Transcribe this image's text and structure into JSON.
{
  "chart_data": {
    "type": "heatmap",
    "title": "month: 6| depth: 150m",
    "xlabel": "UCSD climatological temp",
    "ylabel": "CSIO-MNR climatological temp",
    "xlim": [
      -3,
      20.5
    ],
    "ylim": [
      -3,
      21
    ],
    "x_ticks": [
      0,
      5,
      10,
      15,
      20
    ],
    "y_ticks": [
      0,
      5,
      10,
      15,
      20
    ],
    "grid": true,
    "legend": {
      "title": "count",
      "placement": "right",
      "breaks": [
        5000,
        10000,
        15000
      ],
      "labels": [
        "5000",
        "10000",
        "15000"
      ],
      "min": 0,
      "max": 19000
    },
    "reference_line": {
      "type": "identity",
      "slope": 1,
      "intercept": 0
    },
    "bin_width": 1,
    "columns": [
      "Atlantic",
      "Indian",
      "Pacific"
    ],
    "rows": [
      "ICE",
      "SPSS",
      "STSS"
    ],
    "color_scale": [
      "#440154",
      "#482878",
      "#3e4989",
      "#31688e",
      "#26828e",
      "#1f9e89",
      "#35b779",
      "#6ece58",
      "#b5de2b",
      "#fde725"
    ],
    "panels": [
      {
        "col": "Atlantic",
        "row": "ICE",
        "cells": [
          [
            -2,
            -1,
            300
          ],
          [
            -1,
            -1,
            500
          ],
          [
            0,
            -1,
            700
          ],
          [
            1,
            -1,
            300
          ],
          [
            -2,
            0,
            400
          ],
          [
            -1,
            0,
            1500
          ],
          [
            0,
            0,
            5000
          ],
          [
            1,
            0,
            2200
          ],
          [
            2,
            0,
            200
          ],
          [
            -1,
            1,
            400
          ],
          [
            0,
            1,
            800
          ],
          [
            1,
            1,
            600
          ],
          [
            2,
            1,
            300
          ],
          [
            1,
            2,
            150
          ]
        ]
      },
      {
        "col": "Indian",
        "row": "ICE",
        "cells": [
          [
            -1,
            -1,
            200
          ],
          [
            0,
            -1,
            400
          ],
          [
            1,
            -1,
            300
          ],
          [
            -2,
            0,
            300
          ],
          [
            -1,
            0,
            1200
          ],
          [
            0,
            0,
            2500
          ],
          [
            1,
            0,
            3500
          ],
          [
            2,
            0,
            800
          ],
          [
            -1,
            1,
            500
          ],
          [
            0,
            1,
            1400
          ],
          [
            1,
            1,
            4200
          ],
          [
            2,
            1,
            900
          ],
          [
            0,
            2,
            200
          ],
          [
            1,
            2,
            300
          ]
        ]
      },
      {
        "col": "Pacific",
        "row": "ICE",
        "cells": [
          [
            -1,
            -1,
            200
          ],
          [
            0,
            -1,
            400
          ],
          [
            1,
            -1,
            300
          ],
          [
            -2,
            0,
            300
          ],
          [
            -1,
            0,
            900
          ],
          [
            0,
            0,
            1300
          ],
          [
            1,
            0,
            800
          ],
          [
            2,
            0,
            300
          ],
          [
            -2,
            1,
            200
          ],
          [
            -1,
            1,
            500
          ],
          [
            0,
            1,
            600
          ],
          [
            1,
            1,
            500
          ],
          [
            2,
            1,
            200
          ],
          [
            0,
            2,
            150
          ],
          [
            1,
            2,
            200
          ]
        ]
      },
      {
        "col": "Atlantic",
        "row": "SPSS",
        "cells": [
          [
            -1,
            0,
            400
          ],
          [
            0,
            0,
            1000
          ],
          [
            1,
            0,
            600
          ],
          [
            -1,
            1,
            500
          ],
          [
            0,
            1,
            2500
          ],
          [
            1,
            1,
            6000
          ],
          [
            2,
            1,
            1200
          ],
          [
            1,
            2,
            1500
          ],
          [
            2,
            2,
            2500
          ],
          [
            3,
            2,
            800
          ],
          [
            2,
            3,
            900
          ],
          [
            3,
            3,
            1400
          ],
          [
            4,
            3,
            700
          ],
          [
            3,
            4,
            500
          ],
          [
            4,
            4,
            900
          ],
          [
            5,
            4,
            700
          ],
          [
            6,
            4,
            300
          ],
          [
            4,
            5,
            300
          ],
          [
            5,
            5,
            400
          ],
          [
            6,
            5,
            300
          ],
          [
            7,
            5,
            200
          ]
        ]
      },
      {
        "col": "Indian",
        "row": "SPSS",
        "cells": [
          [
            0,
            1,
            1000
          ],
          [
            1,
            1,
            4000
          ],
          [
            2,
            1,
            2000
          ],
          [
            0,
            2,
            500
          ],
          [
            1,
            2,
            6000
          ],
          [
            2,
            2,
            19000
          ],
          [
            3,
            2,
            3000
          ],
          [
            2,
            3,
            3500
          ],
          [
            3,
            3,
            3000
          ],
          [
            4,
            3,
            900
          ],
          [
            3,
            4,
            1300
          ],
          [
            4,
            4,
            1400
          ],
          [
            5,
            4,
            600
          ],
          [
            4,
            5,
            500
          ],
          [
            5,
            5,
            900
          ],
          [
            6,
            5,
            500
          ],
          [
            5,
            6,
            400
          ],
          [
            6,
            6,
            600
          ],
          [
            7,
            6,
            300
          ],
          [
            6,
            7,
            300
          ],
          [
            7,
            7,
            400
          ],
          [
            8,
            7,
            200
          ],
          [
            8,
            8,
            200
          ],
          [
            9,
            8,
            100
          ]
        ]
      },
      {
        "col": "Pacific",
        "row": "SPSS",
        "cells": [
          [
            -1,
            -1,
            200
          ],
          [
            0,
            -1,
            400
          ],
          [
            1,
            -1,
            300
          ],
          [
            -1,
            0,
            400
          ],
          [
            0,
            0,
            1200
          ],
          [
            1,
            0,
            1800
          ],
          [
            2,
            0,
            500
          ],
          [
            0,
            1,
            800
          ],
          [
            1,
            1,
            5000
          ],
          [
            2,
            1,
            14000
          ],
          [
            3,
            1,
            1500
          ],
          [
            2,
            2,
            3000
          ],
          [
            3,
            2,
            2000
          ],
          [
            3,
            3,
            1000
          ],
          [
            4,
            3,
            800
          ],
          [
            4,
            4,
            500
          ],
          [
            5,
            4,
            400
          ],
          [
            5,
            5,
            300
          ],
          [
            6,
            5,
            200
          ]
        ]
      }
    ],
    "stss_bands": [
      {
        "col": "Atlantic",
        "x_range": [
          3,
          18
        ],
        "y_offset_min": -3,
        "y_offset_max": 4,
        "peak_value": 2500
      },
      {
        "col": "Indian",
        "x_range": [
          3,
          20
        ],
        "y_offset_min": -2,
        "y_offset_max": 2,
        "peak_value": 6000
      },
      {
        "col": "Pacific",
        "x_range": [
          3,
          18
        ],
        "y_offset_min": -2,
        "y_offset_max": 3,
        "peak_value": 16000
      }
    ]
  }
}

================

### To be done
State how many lines of the entries above include the word "temp", offering no text other than the number.

### The result
2